**PROBLEM STATEMENT:** Scan the material below for the string "JSON", and copy every line where it shows up.

**ENTRIES:**
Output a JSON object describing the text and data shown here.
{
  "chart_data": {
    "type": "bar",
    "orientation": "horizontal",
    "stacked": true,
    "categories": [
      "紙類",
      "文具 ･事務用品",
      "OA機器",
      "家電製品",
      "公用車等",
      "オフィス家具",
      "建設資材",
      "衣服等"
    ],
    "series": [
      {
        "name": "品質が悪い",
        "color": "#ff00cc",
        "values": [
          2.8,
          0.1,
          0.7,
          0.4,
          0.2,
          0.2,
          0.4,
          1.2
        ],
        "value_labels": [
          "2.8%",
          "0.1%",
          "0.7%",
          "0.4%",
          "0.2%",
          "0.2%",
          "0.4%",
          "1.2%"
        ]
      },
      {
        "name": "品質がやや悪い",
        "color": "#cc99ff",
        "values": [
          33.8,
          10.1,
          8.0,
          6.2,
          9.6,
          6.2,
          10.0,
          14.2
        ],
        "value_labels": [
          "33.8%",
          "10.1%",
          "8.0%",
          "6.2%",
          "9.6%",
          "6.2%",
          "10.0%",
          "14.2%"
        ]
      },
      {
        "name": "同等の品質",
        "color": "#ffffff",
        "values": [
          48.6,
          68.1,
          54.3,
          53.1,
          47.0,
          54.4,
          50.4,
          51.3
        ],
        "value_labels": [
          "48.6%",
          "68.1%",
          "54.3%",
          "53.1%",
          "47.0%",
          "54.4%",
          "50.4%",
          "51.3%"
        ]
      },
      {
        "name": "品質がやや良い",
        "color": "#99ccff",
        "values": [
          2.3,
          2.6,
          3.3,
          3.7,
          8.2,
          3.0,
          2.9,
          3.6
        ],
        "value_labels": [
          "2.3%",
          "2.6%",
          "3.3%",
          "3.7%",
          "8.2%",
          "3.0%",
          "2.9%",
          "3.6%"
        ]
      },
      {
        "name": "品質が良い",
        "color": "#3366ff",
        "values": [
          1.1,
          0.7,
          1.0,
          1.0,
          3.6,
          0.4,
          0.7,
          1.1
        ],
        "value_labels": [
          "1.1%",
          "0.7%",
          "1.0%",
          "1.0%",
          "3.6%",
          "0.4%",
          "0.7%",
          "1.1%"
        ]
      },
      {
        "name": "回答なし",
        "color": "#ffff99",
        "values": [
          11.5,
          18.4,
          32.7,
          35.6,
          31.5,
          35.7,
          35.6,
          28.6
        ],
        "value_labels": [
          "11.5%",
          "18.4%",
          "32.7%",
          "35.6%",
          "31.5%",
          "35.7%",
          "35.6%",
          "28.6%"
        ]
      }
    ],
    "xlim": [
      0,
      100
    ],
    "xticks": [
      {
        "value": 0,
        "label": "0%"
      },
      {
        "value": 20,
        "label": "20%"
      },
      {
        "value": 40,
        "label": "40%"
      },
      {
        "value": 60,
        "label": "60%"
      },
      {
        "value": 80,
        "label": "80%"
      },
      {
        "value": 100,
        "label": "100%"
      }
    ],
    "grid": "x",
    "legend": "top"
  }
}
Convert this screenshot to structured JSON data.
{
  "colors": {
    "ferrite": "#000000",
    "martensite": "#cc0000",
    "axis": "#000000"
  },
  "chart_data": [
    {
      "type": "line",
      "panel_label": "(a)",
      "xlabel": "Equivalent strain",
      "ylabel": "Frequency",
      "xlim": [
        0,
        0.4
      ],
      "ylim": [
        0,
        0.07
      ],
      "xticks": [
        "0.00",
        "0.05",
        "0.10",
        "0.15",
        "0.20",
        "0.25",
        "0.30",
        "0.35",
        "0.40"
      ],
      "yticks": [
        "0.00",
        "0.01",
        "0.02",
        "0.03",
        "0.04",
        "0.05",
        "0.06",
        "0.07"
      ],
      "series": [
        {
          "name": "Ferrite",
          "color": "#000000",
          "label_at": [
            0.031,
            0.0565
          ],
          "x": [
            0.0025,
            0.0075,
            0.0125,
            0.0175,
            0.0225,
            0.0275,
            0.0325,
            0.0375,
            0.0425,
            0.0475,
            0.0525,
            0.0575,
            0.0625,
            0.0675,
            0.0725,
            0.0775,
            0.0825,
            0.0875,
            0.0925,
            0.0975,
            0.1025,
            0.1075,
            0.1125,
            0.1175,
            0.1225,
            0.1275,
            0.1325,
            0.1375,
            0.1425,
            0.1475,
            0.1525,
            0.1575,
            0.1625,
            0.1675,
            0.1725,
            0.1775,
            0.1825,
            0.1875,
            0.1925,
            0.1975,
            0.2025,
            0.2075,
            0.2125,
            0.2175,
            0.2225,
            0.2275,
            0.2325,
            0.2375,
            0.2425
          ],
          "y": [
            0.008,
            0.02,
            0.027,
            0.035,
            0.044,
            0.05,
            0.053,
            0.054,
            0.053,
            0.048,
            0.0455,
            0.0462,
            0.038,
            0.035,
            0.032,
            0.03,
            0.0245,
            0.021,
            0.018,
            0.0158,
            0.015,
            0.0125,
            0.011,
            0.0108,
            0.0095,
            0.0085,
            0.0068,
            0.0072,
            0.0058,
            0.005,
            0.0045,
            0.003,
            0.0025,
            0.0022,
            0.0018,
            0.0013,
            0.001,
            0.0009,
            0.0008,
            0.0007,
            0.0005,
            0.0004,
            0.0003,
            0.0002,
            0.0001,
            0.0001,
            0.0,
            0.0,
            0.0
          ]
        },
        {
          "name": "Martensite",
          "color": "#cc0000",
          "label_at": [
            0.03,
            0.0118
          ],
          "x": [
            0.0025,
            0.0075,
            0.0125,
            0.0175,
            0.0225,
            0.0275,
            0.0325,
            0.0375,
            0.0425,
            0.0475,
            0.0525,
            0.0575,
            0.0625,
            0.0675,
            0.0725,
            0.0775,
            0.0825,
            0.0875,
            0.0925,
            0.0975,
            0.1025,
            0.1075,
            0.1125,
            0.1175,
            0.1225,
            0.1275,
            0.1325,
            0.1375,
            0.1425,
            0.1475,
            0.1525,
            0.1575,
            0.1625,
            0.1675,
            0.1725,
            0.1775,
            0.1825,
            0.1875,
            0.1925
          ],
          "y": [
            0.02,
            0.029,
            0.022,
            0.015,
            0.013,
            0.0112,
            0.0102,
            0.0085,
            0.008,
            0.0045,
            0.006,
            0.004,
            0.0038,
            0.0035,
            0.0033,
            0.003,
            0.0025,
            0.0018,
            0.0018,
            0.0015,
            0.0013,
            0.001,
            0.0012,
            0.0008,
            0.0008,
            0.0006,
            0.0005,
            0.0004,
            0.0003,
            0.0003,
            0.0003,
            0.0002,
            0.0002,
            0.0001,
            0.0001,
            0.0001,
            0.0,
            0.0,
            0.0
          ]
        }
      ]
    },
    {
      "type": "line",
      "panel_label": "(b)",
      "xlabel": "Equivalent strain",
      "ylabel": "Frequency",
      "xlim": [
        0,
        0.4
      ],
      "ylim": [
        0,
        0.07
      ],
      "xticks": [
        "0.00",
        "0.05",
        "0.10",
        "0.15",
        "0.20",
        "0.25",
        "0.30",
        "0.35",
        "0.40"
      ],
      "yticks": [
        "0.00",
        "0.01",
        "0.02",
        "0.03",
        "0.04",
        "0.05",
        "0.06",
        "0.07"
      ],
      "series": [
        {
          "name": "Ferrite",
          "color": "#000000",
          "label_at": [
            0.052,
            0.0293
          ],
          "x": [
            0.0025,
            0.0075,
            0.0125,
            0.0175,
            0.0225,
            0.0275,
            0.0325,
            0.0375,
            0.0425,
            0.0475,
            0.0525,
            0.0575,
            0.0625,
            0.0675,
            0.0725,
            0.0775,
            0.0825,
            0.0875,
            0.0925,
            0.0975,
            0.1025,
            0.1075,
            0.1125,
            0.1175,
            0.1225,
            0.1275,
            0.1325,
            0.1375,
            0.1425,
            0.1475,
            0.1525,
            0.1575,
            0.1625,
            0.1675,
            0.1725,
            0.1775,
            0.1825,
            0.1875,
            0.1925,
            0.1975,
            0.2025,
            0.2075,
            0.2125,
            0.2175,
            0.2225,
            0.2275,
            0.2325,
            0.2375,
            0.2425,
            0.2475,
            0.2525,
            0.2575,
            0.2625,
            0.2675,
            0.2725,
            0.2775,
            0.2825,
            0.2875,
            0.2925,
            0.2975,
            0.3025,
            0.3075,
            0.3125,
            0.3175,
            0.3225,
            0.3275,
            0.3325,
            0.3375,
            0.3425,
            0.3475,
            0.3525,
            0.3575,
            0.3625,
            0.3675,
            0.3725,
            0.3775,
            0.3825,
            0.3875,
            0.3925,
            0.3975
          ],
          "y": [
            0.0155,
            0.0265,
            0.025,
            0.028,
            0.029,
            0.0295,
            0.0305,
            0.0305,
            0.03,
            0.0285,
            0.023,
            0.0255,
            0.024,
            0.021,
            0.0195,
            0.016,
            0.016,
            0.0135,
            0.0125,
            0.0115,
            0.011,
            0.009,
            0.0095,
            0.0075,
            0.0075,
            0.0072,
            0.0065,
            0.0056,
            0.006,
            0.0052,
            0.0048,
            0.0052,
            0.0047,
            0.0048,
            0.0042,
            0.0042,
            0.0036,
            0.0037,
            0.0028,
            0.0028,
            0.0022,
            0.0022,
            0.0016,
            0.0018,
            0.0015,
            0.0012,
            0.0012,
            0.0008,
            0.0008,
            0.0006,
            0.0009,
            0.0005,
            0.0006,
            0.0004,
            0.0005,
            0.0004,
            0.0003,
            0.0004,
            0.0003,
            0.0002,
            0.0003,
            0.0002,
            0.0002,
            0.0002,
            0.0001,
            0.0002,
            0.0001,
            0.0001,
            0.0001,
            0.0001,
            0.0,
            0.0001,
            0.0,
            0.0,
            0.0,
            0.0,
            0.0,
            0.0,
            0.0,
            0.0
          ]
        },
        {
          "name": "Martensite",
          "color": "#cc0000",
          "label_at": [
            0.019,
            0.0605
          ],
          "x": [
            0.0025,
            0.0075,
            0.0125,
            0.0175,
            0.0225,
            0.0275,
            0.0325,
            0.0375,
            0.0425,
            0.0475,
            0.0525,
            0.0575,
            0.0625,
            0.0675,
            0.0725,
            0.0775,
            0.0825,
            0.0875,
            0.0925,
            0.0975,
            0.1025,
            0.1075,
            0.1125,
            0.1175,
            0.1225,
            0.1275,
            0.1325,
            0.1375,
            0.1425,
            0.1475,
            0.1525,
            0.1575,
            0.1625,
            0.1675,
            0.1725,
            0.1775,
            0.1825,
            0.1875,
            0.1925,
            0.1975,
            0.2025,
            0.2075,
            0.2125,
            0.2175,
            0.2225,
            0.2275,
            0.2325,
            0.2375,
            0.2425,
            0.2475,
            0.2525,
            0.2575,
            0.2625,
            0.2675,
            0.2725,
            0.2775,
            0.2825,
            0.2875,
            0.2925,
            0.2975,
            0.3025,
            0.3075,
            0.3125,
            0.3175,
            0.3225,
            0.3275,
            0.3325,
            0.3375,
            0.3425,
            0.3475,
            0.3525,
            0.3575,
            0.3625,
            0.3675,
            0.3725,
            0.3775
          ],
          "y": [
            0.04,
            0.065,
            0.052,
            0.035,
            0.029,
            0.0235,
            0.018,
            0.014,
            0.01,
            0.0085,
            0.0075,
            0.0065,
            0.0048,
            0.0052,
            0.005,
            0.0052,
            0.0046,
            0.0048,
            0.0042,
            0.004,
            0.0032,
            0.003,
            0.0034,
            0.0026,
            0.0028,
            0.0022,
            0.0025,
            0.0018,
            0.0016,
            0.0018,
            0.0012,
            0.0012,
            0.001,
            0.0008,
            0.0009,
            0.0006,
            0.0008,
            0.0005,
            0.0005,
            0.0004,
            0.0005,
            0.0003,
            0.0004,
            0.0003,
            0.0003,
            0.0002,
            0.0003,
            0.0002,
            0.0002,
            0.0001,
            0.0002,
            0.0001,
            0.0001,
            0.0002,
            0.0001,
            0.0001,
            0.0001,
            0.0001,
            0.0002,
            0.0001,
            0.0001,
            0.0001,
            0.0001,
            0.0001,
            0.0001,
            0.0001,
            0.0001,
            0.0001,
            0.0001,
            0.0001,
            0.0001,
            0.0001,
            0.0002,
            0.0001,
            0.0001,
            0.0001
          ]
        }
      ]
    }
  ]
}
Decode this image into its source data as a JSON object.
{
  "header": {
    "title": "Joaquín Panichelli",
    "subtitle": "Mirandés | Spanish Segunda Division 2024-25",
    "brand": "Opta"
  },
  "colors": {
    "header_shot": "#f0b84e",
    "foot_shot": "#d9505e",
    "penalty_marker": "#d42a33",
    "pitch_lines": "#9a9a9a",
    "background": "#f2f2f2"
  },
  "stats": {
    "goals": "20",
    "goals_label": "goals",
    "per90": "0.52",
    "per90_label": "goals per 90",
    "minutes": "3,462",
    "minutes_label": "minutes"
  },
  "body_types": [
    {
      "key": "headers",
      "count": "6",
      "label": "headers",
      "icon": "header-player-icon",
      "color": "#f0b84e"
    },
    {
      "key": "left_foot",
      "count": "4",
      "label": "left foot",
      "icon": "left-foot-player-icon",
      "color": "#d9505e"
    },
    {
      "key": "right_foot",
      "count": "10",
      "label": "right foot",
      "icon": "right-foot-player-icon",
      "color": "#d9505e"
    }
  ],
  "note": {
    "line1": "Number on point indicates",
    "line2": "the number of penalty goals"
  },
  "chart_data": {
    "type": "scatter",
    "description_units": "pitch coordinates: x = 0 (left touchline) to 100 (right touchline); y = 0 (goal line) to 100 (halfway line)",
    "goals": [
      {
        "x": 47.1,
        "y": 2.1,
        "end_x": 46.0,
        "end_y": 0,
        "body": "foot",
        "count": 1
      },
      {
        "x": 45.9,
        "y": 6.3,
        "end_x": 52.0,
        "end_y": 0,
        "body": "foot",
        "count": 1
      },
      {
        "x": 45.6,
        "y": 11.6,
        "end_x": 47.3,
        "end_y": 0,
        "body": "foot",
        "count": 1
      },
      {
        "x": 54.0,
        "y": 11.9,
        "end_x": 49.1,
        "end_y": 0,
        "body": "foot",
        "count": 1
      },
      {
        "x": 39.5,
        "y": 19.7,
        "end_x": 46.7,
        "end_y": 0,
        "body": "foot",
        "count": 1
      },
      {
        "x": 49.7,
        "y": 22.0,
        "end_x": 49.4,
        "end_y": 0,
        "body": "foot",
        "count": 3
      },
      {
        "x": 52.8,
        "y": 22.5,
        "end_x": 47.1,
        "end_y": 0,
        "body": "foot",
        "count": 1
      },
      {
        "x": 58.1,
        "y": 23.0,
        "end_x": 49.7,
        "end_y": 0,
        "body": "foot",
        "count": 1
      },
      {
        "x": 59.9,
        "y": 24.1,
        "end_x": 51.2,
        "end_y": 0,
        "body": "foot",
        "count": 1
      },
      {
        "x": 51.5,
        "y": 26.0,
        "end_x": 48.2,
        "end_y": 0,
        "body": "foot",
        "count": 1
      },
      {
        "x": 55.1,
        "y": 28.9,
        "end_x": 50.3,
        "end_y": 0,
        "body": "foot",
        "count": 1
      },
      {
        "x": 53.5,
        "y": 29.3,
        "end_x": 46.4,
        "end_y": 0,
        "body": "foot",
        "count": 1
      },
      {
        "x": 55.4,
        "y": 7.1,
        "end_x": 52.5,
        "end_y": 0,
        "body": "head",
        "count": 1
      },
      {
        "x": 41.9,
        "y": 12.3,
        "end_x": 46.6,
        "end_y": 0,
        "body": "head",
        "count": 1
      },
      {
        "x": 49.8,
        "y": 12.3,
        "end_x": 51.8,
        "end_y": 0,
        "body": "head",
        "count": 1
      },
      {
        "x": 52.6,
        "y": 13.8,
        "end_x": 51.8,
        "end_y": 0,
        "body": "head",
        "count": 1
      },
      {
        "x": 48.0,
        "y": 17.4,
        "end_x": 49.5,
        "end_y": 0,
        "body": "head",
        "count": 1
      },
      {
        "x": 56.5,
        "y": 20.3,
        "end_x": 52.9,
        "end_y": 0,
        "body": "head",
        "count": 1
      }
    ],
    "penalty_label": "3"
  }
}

**WRITTEN SOLUTION:**
Output a JSON object describing the text and data shown here.
Convert this screenshot to structured JSON data.
Decode this image into its source data as a JSON object.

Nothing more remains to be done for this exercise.